== Set task ==
Copy all lines holding the word "квітів" from the entries.
:: Excerpted records ::
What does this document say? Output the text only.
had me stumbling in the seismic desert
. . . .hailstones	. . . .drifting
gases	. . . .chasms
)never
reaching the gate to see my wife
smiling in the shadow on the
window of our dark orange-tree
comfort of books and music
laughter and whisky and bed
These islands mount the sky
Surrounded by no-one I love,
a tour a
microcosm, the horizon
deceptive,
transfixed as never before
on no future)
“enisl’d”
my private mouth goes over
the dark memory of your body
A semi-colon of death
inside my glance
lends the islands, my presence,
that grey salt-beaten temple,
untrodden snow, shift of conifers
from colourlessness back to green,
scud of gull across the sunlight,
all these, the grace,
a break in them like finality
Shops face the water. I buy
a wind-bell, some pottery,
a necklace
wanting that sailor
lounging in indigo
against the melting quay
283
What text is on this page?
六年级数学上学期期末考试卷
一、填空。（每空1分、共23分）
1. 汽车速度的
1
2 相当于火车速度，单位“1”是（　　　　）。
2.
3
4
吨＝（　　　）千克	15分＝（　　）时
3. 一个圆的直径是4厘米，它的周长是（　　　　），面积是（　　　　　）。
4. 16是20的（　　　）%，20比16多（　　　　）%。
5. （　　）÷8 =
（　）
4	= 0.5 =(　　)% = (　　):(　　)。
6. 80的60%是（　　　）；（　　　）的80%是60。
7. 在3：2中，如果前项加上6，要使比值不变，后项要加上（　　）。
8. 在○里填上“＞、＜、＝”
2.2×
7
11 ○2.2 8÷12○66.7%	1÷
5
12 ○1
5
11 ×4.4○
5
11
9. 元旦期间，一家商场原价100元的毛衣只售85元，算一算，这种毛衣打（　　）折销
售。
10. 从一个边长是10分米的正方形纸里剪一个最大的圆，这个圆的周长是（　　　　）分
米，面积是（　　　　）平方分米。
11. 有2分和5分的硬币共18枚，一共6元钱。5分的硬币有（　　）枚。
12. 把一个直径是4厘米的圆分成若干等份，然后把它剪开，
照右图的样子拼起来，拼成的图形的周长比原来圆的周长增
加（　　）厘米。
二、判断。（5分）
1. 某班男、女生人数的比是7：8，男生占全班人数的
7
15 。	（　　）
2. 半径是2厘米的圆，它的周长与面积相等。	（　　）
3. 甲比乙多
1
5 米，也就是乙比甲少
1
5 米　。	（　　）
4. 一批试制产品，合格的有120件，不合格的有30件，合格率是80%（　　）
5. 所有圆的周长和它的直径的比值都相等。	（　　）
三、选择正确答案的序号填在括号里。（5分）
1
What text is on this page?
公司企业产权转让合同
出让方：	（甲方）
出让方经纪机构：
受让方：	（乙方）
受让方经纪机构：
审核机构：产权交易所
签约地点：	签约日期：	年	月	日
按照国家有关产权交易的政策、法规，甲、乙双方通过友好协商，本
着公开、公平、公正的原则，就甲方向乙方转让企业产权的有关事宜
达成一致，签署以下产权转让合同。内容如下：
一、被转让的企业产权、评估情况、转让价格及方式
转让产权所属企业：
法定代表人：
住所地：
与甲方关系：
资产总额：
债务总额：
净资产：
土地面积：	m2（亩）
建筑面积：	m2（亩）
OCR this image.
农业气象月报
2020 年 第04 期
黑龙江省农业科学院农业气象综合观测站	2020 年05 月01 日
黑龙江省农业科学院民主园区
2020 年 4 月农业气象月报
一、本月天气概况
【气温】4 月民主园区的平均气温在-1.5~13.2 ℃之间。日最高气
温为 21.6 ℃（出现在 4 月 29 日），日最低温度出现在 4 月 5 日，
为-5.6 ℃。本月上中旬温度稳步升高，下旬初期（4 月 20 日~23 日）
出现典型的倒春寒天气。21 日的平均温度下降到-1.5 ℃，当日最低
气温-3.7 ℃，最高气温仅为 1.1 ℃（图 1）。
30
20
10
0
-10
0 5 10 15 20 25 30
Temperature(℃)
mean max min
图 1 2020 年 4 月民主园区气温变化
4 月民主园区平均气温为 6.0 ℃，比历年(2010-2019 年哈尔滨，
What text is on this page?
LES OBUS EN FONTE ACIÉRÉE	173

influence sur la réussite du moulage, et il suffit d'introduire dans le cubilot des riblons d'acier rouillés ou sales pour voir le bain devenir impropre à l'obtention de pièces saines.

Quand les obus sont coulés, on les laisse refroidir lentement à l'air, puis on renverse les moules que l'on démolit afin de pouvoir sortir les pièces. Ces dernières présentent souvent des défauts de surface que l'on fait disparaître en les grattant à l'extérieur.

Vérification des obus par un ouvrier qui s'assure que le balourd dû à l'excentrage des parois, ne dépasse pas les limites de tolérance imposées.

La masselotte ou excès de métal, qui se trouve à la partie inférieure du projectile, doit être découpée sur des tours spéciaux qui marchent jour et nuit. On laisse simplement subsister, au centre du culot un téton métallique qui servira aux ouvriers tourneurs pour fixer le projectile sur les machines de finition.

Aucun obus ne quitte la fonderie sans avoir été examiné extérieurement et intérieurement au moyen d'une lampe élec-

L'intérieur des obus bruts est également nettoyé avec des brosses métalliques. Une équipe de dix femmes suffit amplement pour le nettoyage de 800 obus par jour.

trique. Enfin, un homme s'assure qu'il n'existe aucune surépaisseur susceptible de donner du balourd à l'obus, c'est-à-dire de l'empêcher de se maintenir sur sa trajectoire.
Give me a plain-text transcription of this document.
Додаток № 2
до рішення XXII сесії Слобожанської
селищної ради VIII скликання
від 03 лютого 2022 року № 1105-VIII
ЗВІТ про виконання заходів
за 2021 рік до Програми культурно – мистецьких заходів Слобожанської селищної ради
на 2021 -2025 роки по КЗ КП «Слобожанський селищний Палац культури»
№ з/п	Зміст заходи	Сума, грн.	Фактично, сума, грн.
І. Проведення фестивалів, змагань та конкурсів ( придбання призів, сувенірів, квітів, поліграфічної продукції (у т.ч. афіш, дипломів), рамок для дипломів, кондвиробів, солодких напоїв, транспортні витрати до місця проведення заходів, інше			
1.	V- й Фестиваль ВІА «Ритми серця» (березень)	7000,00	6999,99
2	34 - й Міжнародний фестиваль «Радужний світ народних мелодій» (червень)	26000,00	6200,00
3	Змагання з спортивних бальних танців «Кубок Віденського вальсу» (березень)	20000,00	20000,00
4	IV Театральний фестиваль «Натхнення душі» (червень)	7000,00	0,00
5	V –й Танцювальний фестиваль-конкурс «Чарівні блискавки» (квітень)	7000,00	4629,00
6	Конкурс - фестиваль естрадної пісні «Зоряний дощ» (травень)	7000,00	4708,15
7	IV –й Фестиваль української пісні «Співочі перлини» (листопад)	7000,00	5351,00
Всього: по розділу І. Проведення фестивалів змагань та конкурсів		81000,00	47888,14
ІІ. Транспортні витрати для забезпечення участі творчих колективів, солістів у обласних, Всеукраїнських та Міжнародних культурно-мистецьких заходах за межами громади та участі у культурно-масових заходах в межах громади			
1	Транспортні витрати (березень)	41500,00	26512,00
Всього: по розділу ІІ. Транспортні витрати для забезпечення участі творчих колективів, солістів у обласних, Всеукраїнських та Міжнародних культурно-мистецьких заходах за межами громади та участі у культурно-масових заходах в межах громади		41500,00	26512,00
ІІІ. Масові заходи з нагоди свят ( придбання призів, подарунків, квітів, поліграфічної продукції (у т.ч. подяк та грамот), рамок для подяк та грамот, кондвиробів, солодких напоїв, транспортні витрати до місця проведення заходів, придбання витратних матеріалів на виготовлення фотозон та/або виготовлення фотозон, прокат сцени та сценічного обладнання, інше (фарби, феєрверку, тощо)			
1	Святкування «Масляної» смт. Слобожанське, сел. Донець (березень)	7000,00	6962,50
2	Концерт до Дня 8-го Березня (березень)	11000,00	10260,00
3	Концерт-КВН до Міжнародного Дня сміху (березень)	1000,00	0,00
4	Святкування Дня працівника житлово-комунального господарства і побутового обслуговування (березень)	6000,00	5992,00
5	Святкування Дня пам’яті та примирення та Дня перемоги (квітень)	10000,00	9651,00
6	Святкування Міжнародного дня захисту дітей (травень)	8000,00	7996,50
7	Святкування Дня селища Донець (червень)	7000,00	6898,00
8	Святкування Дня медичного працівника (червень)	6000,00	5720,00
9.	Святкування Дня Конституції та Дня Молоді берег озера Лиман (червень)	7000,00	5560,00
:::
== Solved exercise ==
І. Проведення фестивалів, змагань та конкурсів ( придбання призів, сувенірів, квітів, поліграфічної продукції (у т.ч. афіш, дипломів), рамок для дипломів, кондвиробів, солодких напоїв, транспортні витрати до місця проведення заходів, інше			
ІІІ. Масові заходи з нагоди свят ( придбання призів, подарунків, квітів, поліграфічної продукції (у т.ч. подяк та грамот), рамок для подяк та грамот, кондвиробів, солодких напоїв, транспортні витрати до місця проведення заходів, придбання витратних матеріалів на виготовлення фотозон та/або виготовлення фотозон, прокат сцени та сценічного обладнання, інше (фарби, феєрверку, тощо)			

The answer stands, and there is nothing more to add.